--- Extrait du texte ---

Ces informations et les larges extraits qui les accompagnent sont tirés de la "Notice biographique de l’abbé François Bria–Camo (1804–1876)" publiée en 1992 dans la revue Conflent sous la signature de l’historien Monsieur Roland Serres–Bria. 

Nous adressons tous nos remerciements à Monsieur Roland Serres–Bria qui nous a très aimablement autorisés à utiliser et à reproduire ses écrits dans la rubrique Histoire de notre site.

"L’abbé Bria était originaire de Thuir où s’était marié et fixé, en 1699, son arrière grand-père François Bria-Vidal. Il était le fils de Sébastien Bria-Marill, maréchal-ferrant, et de Raphaëlle Camo-Roca, native de Saint Féliu d’avall. Il naquit le 17 mai 1804 dans la maison familiale et son acte de naissance mentionne qu’il s’agit du septième jour du mois de floréal, l’an douze de la république française.

--- Données fournies ---

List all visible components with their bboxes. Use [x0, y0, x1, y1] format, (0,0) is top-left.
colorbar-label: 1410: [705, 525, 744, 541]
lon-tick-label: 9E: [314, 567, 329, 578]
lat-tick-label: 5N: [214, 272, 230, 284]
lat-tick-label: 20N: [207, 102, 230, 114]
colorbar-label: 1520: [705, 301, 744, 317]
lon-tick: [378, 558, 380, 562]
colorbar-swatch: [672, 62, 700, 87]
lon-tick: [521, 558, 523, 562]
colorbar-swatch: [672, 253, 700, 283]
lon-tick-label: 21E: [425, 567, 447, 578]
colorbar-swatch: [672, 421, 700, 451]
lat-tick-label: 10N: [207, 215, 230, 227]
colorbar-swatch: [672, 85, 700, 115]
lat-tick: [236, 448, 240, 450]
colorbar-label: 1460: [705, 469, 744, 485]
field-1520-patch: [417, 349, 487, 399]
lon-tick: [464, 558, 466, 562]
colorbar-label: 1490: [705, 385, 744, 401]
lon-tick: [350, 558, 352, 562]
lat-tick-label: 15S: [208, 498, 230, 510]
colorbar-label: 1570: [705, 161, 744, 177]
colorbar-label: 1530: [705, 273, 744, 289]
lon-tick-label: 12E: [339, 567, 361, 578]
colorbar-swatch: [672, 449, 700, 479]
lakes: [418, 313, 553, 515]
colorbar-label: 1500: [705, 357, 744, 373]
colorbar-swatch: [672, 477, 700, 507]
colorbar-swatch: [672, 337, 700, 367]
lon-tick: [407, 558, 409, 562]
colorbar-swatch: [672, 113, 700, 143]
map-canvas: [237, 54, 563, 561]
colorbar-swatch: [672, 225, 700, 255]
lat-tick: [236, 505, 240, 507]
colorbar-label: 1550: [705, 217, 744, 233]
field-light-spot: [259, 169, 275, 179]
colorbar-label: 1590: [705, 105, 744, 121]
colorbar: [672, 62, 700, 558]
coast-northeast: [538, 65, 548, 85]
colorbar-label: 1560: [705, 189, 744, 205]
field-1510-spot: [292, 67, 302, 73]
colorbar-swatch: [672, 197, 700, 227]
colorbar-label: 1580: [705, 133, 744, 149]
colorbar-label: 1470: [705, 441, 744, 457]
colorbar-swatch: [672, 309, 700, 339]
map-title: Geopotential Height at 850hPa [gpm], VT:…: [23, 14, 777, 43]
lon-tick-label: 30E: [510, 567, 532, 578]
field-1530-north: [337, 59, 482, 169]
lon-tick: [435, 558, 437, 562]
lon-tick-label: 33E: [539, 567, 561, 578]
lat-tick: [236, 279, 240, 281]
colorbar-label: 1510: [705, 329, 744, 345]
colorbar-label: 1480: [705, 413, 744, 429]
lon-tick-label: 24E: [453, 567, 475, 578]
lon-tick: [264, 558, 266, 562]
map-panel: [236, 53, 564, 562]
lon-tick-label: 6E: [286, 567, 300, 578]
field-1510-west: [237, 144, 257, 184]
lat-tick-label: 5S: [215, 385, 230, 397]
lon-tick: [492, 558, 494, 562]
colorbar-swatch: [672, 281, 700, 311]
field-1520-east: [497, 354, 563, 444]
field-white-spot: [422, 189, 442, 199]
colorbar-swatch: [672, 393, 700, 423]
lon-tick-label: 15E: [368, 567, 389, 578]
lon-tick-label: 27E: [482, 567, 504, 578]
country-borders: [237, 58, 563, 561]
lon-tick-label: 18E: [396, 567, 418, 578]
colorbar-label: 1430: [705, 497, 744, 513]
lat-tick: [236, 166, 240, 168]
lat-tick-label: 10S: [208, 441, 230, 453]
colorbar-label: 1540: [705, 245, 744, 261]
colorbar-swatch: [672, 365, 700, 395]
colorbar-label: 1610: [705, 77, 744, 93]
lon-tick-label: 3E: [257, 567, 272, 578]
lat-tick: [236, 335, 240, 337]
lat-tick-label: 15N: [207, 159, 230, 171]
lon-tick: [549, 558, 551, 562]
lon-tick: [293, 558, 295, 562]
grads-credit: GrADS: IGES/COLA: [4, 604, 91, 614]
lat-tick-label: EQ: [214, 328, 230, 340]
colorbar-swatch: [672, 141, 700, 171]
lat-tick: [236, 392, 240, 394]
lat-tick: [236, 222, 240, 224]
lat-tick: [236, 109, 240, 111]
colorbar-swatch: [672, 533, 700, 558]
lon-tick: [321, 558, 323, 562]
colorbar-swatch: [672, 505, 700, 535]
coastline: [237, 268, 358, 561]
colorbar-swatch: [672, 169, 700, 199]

---

- _Consignes_
1. D'après l'extrait sur l'abbé Bria, quel était le métier de son père ?
2. Relevez toutes les personnes nommées dans l'extrait sur l'abbé Bria.
3. Selon l'extrait sur l'abbé Bria, pourquoi le site peut-il utiliser et reproduire les écrits de Roland Serres–Bria dans sa rubrique Histoire ?

- _Réponses_
1. Son père, Sébastien Bria-Marill, était maréchal-ferrant.

2.
- L'abbé François Bria–Camo
- Roland Serres–Bria
- François Bria-Vidal
- Sébastien Bria-Marill
- Raphaëlle Camo-Roca

3. Roland Serres–Bria a très aimablement autorisé le site à utiliser et à reproduire ses écrits dans la rubrique Histoire.